Some lines in the listing below may include the string "DIFFERENTIAL". How many are there? Give only the number.

• [Data lines]:

◇ ◇ ◇ ◇

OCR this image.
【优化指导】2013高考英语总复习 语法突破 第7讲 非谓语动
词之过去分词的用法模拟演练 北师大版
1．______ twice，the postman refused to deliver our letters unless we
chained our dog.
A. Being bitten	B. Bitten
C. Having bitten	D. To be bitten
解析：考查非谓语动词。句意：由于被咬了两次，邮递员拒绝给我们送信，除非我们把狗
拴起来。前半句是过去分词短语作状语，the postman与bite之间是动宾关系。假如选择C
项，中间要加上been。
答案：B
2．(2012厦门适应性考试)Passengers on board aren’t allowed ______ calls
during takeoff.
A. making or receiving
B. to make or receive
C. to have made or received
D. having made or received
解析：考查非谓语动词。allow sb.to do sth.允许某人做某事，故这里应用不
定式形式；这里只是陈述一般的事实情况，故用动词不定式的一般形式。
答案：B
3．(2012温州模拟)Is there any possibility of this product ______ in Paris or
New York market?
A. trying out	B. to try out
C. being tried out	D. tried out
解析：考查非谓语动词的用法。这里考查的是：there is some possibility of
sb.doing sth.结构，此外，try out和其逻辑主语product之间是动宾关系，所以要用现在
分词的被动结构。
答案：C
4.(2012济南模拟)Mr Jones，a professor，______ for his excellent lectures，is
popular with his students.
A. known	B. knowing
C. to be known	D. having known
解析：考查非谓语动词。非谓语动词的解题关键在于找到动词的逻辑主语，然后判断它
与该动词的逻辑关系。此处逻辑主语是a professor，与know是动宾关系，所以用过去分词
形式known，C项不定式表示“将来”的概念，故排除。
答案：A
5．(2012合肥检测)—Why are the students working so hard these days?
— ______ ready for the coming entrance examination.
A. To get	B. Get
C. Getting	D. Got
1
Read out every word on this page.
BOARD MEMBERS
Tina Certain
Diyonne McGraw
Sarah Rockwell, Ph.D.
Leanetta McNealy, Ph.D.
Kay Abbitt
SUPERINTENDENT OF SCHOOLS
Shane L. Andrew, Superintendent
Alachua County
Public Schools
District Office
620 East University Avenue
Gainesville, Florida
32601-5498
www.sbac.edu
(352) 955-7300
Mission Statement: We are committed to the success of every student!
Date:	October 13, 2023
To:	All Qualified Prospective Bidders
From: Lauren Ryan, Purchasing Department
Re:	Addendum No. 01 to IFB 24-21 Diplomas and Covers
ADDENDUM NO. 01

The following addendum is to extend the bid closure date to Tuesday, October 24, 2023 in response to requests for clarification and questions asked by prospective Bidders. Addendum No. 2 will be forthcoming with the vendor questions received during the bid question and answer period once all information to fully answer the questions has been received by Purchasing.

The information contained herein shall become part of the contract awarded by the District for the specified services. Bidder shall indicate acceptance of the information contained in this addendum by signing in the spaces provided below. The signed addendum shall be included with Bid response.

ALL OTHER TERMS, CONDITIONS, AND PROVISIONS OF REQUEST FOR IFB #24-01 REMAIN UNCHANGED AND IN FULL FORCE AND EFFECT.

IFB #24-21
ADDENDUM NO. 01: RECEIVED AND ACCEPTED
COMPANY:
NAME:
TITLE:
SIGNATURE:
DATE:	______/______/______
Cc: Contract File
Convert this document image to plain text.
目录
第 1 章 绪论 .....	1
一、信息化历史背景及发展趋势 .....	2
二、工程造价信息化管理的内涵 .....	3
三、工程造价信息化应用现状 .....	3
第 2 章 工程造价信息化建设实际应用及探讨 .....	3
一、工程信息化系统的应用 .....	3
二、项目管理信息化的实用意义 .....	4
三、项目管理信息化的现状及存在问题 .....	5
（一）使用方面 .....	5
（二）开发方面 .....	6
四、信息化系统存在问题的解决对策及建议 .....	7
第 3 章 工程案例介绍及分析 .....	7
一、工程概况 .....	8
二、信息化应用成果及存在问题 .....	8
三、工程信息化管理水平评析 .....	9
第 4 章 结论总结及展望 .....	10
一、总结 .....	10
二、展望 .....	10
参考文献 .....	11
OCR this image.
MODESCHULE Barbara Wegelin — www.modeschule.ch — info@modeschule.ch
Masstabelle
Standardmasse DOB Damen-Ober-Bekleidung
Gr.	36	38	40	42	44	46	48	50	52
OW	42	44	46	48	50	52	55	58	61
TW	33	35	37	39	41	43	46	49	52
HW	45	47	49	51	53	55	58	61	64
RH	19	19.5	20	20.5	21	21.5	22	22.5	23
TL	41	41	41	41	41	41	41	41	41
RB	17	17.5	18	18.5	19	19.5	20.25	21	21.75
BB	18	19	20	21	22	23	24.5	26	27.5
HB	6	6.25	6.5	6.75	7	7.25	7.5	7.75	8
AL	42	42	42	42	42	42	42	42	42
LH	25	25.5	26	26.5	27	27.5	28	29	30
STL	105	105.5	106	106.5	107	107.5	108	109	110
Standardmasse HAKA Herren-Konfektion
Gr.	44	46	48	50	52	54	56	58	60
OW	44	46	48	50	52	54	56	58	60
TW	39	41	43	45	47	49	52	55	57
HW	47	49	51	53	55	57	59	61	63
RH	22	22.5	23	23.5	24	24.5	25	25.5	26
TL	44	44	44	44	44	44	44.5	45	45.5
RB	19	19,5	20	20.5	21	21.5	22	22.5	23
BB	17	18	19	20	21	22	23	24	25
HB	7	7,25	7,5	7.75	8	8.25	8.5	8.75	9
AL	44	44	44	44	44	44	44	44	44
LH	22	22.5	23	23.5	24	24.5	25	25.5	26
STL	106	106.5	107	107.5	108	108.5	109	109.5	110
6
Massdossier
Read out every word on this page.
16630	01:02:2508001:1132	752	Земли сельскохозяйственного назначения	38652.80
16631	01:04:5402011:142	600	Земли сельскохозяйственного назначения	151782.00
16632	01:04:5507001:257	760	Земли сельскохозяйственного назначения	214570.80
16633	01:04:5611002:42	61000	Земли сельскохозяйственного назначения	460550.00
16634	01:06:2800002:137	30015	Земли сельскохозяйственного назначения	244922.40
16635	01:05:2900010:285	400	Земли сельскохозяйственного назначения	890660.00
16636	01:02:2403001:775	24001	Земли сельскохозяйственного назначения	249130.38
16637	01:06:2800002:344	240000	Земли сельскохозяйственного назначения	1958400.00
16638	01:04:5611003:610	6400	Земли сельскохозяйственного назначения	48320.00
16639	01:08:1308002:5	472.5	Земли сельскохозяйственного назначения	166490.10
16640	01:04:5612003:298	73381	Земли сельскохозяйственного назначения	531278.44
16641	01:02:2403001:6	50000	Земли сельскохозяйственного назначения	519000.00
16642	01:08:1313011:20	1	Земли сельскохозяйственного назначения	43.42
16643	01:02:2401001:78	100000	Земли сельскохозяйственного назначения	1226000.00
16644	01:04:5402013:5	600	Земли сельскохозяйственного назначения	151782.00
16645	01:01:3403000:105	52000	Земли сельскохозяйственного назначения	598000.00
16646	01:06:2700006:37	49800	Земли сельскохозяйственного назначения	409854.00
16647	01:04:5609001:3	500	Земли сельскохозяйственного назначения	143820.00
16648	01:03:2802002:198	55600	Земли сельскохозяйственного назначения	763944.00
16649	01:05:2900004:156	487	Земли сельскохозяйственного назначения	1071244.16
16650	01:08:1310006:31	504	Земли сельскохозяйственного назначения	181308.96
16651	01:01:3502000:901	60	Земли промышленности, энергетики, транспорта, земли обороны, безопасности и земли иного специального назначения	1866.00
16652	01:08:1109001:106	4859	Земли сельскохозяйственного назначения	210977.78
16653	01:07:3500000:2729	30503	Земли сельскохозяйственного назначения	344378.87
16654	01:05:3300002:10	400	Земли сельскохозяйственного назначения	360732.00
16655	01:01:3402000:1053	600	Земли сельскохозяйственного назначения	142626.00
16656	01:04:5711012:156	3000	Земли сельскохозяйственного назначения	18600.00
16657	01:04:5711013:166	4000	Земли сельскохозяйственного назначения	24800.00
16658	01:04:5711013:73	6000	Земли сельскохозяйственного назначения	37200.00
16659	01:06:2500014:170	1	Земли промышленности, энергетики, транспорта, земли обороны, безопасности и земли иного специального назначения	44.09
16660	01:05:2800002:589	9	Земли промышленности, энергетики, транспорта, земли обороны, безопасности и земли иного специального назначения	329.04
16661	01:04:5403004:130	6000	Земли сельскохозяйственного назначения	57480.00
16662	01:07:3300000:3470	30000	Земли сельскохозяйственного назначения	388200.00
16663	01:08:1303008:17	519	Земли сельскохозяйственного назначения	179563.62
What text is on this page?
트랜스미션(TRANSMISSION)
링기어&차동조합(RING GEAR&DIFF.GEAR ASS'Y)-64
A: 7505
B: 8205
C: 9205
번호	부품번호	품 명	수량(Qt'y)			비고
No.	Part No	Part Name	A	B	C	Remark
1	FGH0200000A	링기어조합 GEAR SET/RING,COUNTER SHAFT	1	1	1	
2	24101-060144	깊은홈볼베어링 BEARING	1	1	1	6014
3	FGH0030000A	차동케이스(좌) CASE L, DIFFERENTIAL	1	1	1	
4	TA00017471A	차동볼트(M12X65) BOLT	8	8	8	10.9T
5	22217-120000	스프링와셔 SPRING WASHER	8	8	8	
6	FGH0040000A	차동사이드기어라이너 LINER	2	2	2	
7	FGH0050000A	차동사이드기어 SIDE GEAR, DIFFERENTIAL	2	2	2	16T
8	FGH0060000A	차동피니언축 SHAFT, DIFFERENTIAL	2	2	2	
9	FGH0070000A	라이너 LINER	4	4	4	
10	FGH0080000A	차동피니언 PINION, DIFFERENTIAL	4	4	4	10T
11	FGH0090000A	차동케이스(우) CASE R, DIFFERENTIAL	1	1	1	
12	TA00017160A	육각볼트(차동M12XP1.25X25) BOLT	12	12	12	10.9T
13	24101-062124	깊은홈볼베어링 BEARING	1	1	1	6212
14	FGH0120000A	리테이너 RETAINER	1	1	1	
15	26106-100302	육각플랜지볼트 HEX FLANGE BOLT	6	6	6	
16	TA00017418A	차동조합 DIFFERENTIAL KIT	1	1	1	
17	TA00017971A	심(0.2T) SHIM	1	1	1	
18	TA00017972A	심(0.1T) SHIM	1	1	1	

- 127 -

◇ ◇ ◇ ◇

• [Response to the task]: 6